Materials provided:

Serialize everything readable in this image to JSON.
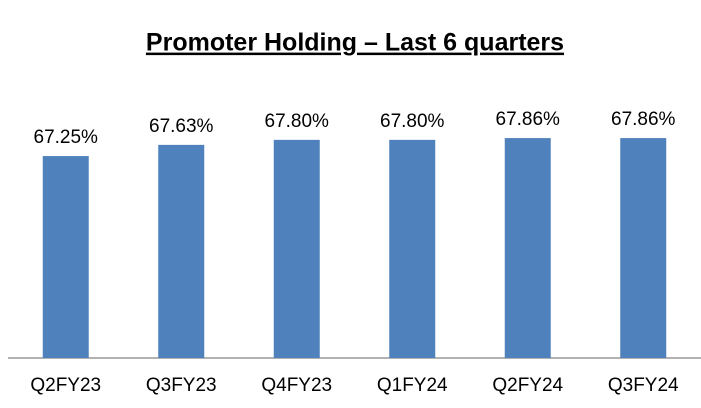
{
  "chart_data": {
    "type": "bar",
    "title": "Promoter Holding – Last 6 quarters",
    "categories": [
      "Q2FY23",
      "Q3FY23",
      "Q4FY23",
      "Q1FY24",
      "Q2FY24",
      "Q3FY24"
    ],
    "values": [
      67.25,
      67.63,
      67.8,
      67.8,
      67.86,
      67.86
    ],
    "value_labels": [
      "67.25%",
      "67.63%",
      "67.80%",
      "67.80%",
      "67.86%",
      "67.86%"
    ],
    "color": "#4f81bd",
    "ylim": [
      60.4,
      70
    ]
  }
}
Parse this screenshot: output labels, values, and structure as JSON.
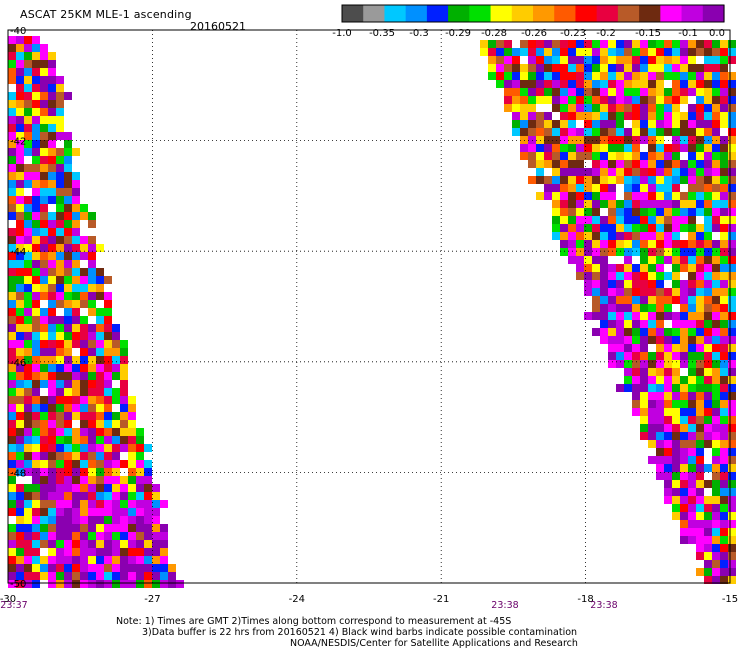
{
  "header": {
    "title": "ASCAT 25KM MLE-1 ascending",
    "date": "20160521"
  },
  "colorbar": {
    "colors": [
      "#4d4d4d",
      "#9a9a9a",
      "#00c8ff",
      "#0090ff",
      "#0020ff",
      "#00b000",
      "#00e000",
      "#ffff00",
      "#ffcc00",
      "#ff9900",
      "#ff5a00",
      "#ff0000",
      "#e80040",
      "#b85a28",
      "#6e2a10",
      "#ff00ff",
      "#c000e0",
      "#8a00b0"
    ],
    "tick_labels": [
      "-1.0",
      "-0.35",
      "-0.3",
      "-0.29",
      "-0.28",
      "-0.26",
      "-0.23",
      "-0.2",
      "-0.15",
      "-0.1",
      "0.0"
    ]
  },
  "axes": {
    "x_labels": [
      "-30",
      "-27",
      "-24",
      "-21",
      "-18",
      "-15"
    ],
    "y_labels": [
      "-40",
      "-42",
      "-44",
      "-46",
      "-48",
      "-50"
    ],
    "x_range": [
      -30,
      -15
    ],
    "y_range": [
      -40,
      -50
    ],
    "grid": true
  },
  "times": [
    "23:37",
    "23:38",
    "23:38"
  ],
  "notes": {
    "line1": "Note: 1) Times are GMT 2)Times along bottom correspond to measurement at -45S",
    "line2": "3)Data buffer is 22 hrs from 20160521 4) Black wind barbs indicate possible contamination",
    "line3": "NOAA/NESDIS/Center for Satellite Applications and Research"
  }
}
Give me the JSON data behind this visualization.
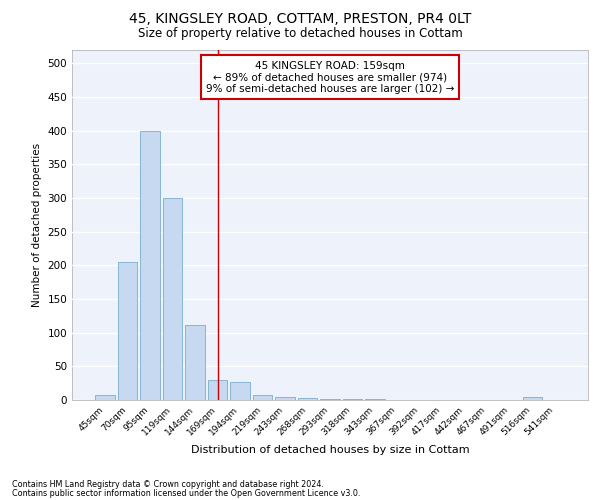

Task details:
Find every line in the records that contains the word "title"; copy those lines.

Answer to this exercise:
    "title": "Promoter Holding – Last 6 quarters",
    "title": "ASCAT 25KM MLE-1 ascending",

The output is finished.